• [Exercise directions]: Copy every line from the records below that holds the word "Contract".

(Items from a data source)
____
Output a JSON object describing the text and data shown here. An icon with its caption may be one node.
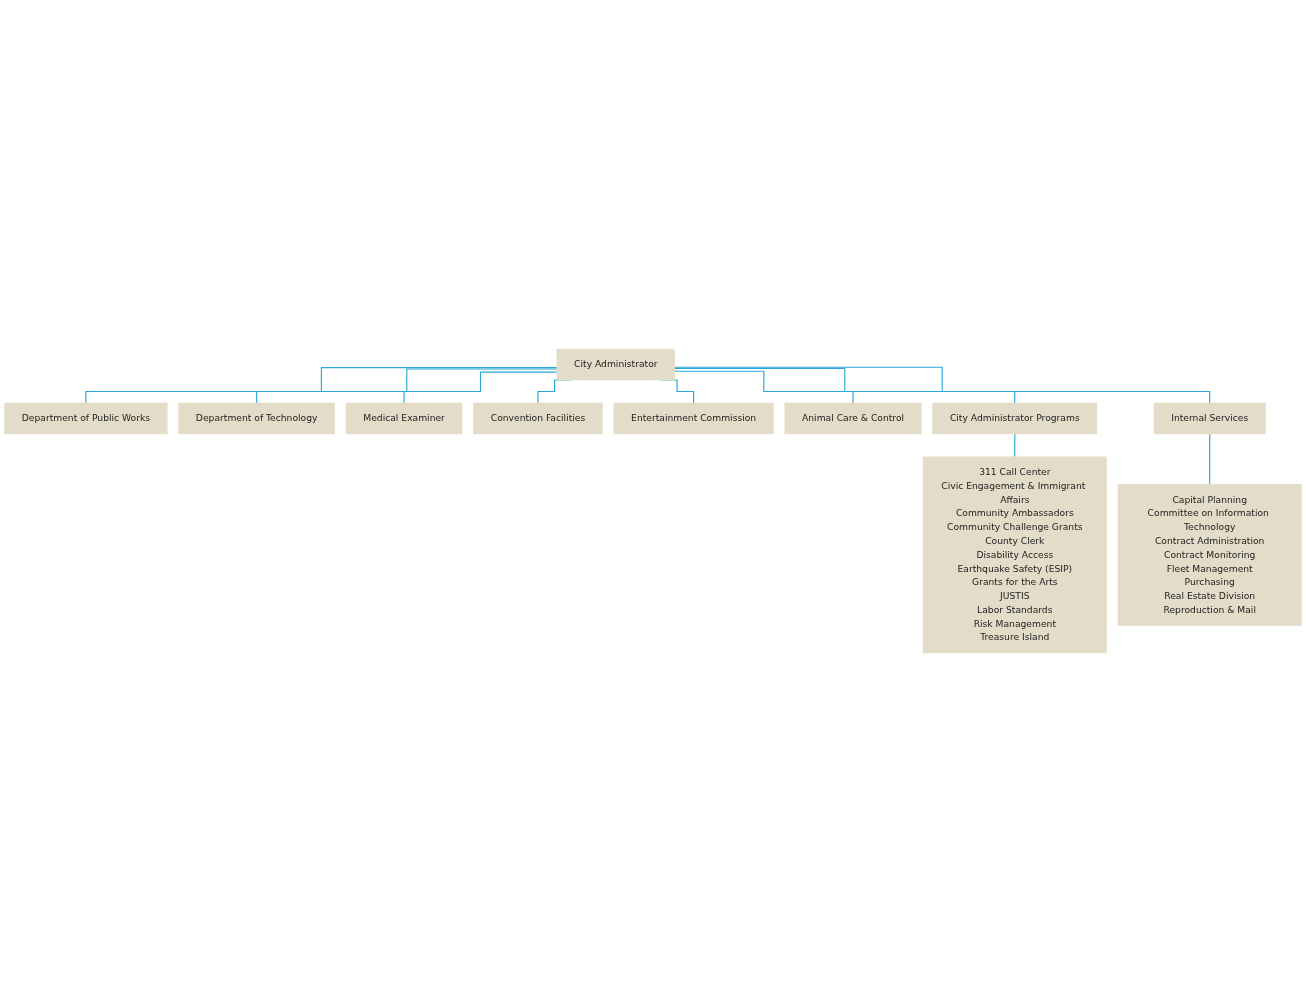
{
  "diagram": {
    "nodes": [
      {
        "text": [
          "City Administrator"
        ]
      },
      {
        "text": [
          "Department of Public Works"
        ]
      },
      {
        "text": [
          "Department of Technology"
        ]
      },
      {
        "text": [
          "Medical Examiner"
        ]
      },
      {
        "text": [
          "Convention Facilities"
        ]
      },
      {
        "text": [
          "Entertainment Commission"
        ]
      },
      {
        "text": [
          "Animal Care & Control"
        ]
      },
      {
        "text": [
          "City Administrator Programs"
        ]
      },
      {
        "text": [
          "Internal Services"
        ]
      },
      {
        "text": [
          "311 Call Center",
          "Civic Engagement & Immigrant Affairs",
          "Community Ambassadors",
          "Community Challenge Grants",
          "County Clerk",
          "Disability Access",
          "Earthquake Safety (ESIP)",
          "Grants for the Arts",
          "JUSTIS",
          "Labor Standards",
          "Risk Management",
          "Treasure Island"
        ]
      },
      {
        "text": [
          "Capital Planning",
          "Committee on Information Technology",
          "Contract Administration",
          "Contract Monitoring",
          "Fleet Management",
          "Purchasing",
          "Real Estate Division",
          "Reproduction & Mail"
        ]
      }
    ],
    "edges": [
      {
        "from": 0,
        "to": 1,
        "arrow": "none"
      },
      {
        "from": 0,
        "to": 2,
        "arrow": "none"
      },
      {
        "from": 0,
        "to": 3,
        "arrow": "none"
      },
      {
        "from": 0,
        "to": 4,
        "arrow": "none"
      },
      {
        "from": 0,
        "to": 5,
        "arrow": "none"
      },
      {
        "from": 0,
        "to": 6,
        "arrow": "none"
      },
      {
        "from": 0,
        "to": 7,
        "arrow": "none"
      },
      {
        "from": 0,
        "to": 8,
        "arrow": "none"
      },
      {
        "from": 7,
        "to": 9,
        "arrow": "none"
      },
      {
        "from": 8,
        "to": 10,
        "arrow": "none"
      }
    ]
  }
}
____
• [Answer to the exercise]:
          "Contract Administration",
          "Contract Monitoring",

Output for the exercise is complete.